**What you should do**.
Each record that follows should be repeated exactly, minus any images.

[Collection entries]
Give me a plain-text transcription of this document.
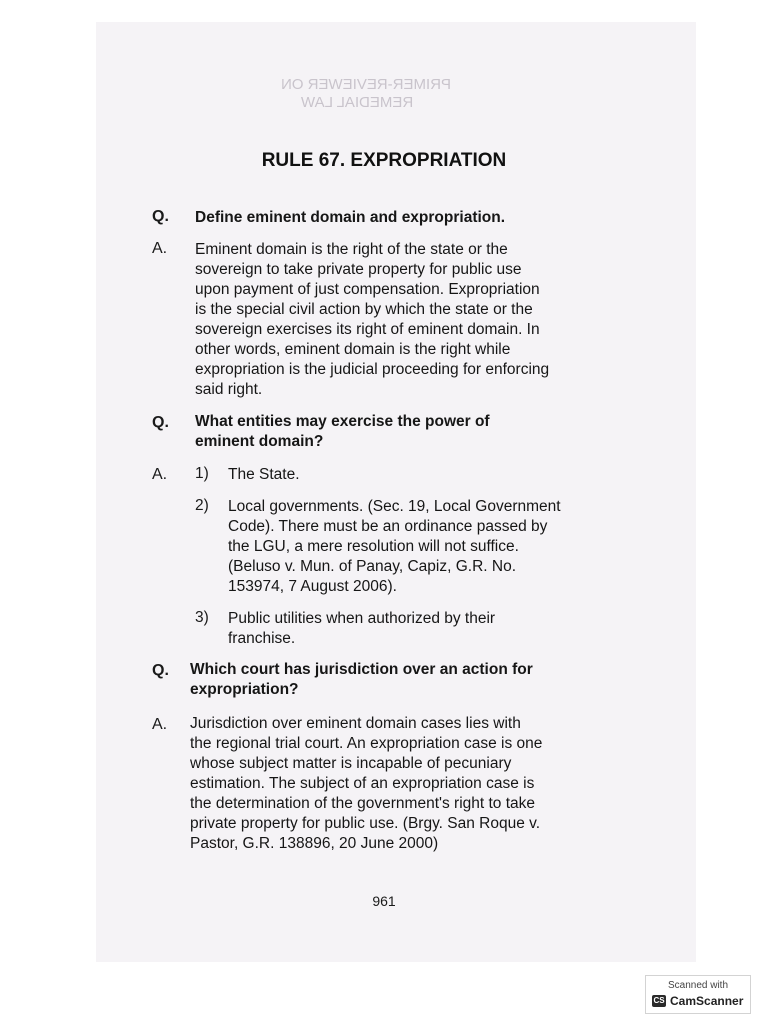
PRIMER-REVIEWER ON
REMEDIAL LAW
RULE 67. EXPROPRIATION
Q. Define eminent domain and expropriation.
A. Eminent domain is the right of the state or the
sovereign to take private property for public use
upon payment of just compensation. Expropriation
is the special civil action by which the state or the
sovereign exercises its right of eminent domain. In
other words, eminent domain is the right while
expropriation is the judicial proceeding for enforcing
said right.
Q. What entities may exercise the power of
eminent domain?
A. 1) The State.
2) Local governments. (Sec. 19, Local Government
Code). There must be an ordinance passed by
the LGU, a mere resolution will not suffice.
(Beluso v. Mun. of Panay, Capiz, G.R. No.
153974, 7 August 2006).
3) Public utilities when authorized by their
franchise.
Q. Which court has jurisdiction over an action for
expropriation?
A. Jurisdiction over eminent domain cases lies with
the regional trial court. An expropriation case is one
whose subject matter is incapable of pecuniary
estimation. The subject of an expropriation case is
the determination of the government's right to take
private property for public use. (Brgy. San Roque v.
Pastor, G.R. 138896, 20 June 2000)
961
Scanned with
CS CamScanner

**Final result**.
Give me a plain-text transcription of this document.
PRIMER-REVIEWER ON
REMEDIAL LAW
RULE 67. EXPROPRIATION
Q. Define eminent domain and expropriation.
A. Eminent domain is the right of the state or the
sovereign to take private property for public use
upon payment of just compensation. Expropriation
is the special civil action by which the state or the
sovereign exercises its right of eminent domain. In
other words, eminent domain is the right while
expropriation is the judicial proceeding for enforcing
said right.
Q. What entities may exercise the power of
eminent domain?
A. 1) The State.
2) Local governments. (Sec. 19, Local Government
Code). There must be an ordinance passed by
the LGU, a mere resolution will not suffice.
(Beluso v. Mun. of Panay, Capiz, G.R. No.
153974, 7 August 2006).
3) Public utilities when authorized by their
franchise.
Q. Which court has jurisdiction over an action for
expropriation?
A. Jurisdiction over eminent domain cases lies with
the regional trial court. An expropriation case is one
whose subject matter is incapable of pecuniary
estimation. The subject of an expropriation case is
the determination of the government's right to take
private property for public use. (Brgy. San Roque v.
Pastor, G.R. 138896, 20 June 2000)
961
Scanned with
CS CamScanner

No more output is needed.